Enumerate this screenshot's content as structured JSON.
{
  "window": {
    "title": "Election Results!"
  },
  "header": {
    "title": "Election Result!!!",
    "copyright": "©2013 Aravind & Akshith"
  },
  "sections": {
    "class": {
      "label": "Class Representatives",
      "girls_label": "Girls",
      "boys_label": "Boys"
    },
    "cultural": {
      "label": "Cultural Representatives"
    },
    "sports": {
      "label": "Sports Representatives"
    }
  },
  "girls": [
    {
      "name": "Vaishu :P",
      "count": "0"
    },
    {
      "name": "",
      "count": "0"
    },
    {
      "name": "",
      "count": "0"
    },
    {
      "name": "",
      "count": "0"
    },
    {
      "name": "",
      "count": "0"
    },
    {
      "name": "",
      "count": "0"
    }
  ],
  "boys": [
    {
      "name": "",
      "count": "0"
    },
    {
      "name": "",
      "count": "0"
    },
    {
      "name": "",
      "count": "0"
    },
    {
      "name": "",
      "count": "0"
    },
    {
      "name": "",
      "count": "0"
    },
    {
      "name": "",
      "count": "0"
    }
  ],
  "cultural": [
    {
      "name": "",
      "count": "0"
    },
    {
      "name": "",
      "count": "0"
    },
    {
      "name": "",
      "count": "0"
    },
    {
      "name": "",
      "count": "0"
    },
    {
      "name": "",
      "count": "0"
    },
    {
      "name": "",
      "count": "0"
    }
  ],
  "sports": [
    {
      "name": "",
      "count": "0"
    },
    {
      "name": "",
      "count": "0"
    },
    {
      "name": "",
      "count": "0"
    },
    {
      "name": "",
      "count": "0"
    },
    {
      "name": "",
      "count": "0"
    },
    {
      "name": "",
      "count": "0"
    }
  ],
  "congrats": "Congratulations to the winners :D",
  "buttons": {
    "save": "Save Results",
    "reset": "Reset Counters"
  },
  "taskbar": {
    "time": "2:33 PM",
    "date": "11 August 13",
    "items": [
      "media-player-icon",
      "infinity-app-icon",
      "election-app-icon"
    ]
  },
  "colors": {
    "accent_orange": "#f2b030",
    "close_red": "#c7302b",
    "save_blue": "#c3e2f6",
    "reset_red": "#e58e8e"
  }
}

STATED GOAL. Find the lines of the material that hold the word "Representatives" and report their count alone.

TASK RESPONSE. 3